### Directive:
Reproduce each line from the records that holds "times".

[Saved entries]
— BEGIN —
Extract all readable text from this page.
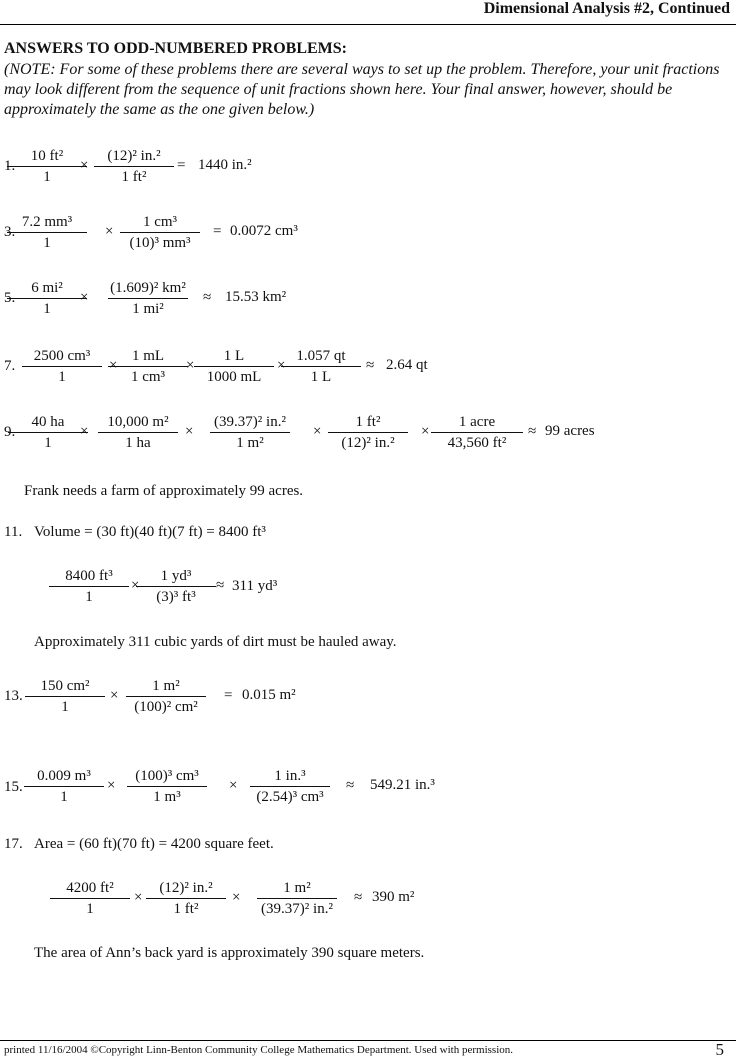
Dimensional Analysis #2, Continued
ANSWERS TO ODD-NUMBERED PROBLEMS:
(NOTE: For some of these problems there are several ways to set up the problem. Therefore, your unit fractions may look different from the sequence of unit fractions shown here. Your final answer, however, should be approximately the same as the one given below.)
1.
$\frac{\text{10 ft²}}{1}$
× $\frac{\text{(12)² in.²}}{\text{1 ft²}} = 1440$ in.²
3.
$\frac{\text{7.2 mm³}}{1} \times \frac{\text{1 cm³}}{\text{(10)³ mm³}} = 0.0072$ cm³
5.
$\frac{\text{6 mi²}}{1}$
× $\frac{\text{(1.609)² km²}}{\text{1 mi²}} \approx 15.53$ km²
7. $\frac{\text{2500 cm³}}{1}$ ×
$\frac{1 mL}{\text{1 cm³}}$
× $\frac{1 L}{1000 mL}$ ×
$\frac{1.057 qt}{1 L} \approx 2.64$ qt
9.
$\frac{40 ha}{1}$
× $\frac{\text{10,000 m²}}{1 ha} \times \frac{\text{(39.37)² in.²}}{\text{1 m²}} \times \frac{\text{1 ft²}}{\text{(12)² in.²}}$ ×
1 acre
43,560 ft²
≈ 99 acres
Frank needs a farm of approximately 99 acres.
11. Volume = (30 ft)(40 ft)(7 ft) = 8400 ft³
$\frac{\text{8400 ft³}}{1}$ ×
$\frac{\text{1 yd³}}{\text{(3)³ ft³}} \approx 311$ yd³
Approximately 311 cubic yards of dirt must be hauled away.
13. $\frac{\text{150 cm²}}{1} \times \frac{\text{1 m²}}{\text{(100)² cm²}} = 0.015$ m²
15. $\frac{\text{0.009 m³}}{1} \times \frac{\text{(100)³ cm³}}{\text{1 m³}} \times \frac{\text{1 in.³}}{\text{(2.54)³ cm³}} \approx 549.21$ in.³
17. Area = (60 ft)(70 ft) = 4200 square feet.
$\frac{\text{4200 ft²}}{1} \times \frac{\text{(12)² in.²}}{\text{1 ft²}} \times \frac{\text{1 m²}}{\text{(39.37)² in.²}} \approx 390$ m²
The area of Ann’s back yard is approximately 390 square meters.
printed 11/16/2004 ©Copyright Linn-Benton Community College Mathematics Department. Used with permission.	5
— END —
### Expected output:
$\frac{\text{7.2 mm³}}{1} \times \frac{\text{1 cm³}}{\text{(10)³ mm³}} = 0.0072$ cm³
× $\frac{\text{10,000 m²}}{1 ha} \times \frac{\text{(39.37)² in.²}}{\text{1 m²}} \times \frac{\text{1 ft²}}{\text{(12)² in.²}}$ ×
13. $\frac{\text{150 cm²}}{1} \times \frac{\text{1 m²}}{\text{(100)² cm²}} = 0.015$ m²
15. $\frac{\text{0.009 m³}}{1} \times \frac{\text{(100)³ cm³}}{\text{1 m³}} \times \frac{\text{1 in.³}}{\text{(2.54)³ cm³}} \approx 549.21$ in.³
$\frac{\text{4200 ft²}}{1} \times \frac{\text{(12)² in.²}}{\text{1 ft²}} \times \frac{\text{1 m²}}{\text{(39.37)² in.²}} \approx 390$ m²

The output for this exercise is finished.